Pick every line from the data that holds the word "Resets".

## Begin DATA EXCERPTS

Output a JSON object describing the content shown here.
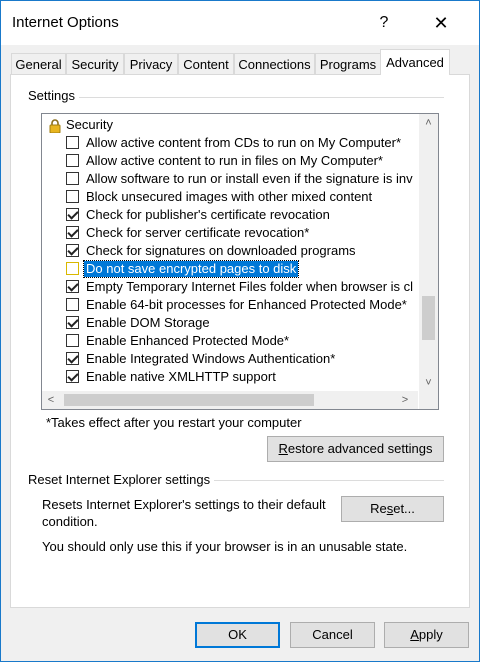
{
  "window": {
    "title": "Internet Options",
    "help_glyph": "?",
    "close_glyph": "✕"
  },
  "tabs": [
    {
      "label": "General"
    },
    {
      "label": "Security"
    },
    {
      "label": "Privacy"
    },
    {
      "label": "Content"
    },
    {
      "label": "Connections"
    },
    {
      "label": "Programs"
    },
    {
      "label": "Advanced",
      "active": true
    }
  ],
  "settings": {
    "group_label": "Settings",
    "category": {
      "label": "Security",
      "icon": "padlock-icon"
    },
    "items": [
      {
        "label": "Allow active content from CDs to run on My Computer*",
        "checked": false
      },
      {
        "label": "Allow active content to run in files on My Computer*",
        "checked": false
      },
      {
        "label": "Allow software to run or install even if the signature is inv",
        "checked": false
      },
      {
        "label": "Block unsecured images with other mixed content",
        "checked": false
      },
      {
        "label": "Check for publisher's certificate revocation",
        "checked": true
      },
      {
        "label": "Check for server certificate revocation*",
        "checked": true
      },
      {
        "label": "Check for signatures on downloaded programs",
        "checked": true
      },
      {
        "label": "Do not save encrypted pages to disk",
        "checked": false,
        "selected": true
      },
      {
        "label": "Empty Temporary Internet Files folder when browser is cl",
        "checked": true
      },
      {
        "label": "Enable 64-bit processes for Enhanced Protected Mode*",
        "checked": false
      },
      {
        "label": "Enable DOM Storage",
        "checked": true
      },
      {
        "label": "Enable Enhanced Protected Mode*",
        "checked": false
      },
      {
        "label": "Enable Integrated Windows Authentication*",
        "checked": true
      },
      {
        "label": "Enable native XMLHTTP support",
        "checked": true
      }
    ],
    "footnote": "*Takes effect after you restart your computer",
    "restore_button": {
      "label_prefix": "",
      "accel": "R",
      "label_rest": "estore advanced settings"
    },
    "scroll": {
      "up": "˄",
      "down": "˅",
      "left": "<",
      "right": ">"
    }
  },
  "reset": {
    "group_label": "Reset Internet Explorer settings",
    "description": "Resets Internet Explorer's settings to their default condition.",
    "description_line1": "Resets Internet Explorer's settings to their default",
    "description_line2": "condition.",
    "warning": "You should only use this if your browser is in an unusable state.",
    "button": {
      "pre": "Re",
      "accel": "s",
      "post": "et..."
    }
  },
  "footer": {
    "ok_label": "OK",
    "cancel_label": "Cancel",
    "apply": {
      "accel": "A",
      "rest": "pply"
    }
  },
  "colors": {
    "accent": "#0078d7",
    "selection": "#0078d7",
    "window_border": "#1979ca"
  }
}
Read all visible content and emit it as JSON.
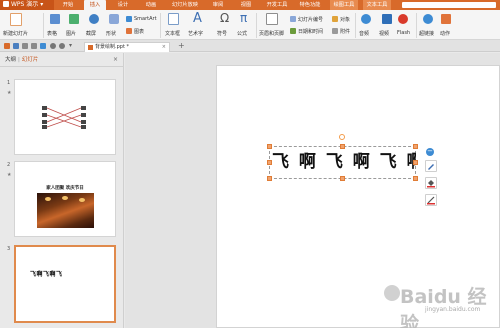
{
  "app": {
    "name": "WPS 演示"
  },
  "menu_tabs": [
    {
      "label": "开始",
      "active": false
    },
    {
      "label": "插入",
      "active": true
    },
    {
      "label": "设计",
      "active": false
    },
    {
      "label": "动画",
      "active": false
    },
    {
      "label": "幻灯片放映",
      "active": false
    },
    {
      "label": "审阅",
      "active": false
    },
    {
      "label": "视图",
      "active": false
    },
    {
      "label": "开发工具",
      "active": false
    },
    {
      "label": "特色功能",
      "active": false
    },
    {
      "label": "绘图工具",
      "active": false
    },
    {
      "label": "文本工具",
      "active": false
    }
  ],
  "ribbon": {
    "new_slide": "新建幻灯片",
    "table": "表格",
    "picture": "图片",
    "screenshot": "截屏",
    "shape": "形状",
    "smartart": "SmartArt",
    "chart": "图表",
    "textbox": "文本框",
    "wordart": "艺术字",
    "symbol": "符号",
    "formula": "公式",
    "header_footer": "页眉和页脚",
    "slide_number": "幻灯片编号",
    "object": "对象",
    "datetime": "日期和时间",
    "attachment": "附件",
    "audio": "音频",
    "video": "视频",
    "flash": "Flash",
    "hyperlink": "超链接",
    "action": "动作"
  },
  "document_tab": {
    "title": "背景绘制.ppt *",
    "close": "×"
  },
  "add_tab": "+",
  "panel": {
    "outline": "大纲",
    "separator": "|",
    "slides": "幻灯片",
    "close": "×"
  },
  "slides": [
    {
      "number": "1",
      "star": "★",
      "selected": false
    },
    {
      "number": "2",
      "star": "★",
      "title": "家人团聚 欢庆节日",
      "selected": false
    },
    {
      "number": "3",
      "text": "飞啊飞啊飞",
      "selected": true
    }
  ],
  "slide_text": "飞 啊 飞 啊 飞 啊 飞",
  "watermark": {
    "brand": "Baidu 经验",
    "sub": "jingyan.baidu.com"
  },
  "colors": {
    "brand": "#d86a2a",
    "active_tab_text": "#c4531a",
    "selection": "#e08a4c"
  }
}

## End DATA EXCERPTS

COMPLETED TASK:
    "description": "Resets Internet Explorer's settings to their default condition.",
    "description_line1": "Resets Internet Explorer's settings to their default",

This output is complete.